[Task objective] Without including any pictures, write out the listing below exactly.
** begin **
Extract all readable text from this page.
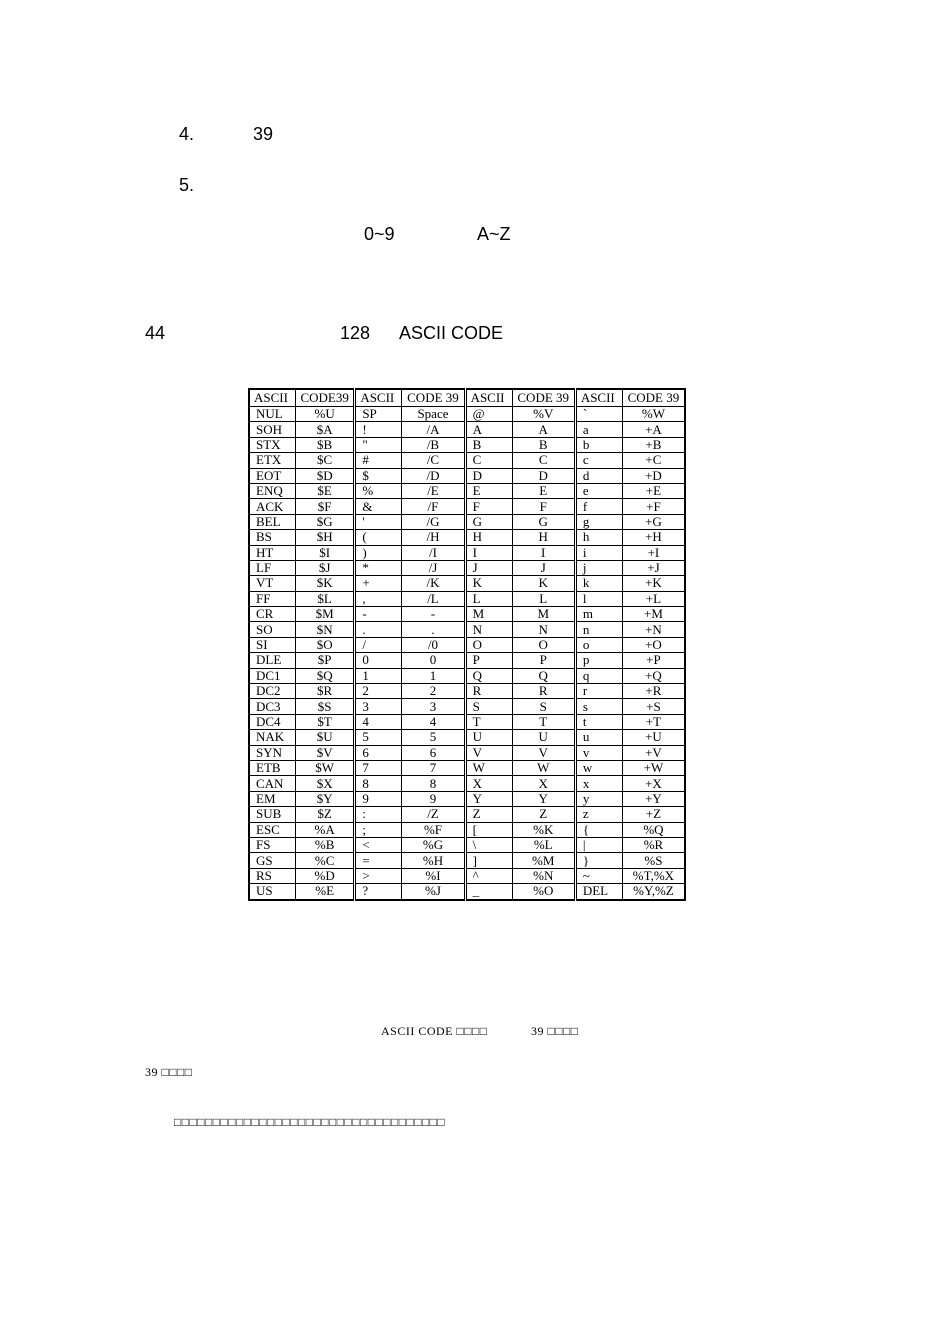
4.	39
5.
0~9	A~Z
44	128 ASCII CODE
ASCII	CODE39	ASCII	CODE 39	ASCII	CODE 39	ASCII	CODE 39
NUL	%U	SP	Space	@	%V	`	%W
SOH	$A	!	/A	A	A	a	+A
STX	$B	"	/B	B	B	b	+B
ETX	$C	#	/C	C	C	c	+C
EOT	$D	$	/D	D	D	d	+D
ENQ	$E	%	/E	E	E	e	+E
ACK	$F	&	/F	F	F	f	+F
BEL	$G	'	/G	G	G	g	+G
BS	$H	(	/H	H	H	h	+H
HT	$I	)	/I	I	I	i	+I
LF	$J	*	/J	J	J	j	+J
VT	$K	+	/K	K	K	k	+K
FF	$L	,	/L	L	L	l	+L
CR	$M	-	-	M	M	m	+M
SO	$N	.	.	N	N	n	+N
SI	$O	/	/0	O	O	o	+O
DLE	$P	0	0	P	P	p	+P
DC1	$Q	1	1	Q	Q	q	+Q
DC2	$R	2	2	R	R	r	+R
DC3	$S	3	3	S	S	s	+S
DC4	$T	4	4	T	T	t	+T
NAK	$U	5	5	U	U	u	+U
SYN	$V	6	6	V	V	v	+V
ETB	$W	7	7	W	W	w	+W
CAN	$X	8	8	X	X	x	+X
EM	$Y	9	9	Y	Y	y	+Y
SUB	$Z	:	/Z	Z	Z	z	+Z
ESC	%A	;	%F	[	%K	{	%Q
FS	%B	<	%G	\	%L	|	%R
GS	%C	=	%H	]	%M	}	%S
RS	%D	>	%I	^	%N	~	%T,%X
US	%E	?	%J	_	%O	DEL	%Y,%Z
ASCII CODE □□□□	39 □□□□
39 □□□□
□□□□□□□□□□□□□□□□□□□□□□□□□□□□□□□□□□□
** end **
[Correct answer]
Extract all readable text from this page.
4.	39
5.
0~9	A~Z
44	128 ASCII CODE
ASCII	CODE39	ASCII	CODE 39	ASCII	CODE 39	ASCII	CODE 39
NUL	%U	SP	Space	@	%V	`	%W
SOH	$A	!	/A	A	A	a	+A
STX	$B	"	/B	B	B	b	+B
ETX	$C	#	/C	C	C	c	+C
EOT	$D	$	/D	D	D	d	+D
ENQ	$E	%	/E	E	E	e	+E
ACK	$F	&	/F	F	F	f	+F
BEL	$G	'	/G	G	G	g	+G
BS	$H	(	/H	H	H	h	+H
HT	$I	)	/I	I	I	i	+I
LF	$J	*	/J	J	J	j	+J
VT	$K	+	/K	K	K	k	+K
FF	$L	,	/L	L	L	l	+L
CR	$M	-	-	M	M	m	+M
SO	$N	.	.	N	N	n	+N
SI	$O	/	/0	O	O	o	+O
DLE	$P	0	0	P	P	p	+P
DC1	$Q	1	1	Q	Q	q	+Q
DC2	$R	2	2	R	R	r	+R
DC3	$S	3	3	S	S	s	+S
DC4	$T	4	4	T	T	t	+T
NAK	$U	5	5	U	U	u	+U
SYN	$V	6	6	V	V	v	+V
ETB	$W	7	7	W	W	w	+W
CAN	$X	8	8	X	X	x	+X
EM	$Y	9	9	Y	Y	y	+Y
SUB	$Z	:	/Z	Z	Z	z	+Z
ESC	%A	;	%F	[	%K	{	%Q
FS	%B	<	%G	\	%L	|	%R
GS	%C	=	%H	]	%M	}	%S
RS	%D	>	%I	^	%N	~	%T,%X
US	%E	?	%J	_	%O	DEL	%Y,%Z
ASCII CODE □□□□	39 □□□□
39 □□□□
□□□□□□□□□□□□□□□□□□□□□□□□□□□□□□□□□□□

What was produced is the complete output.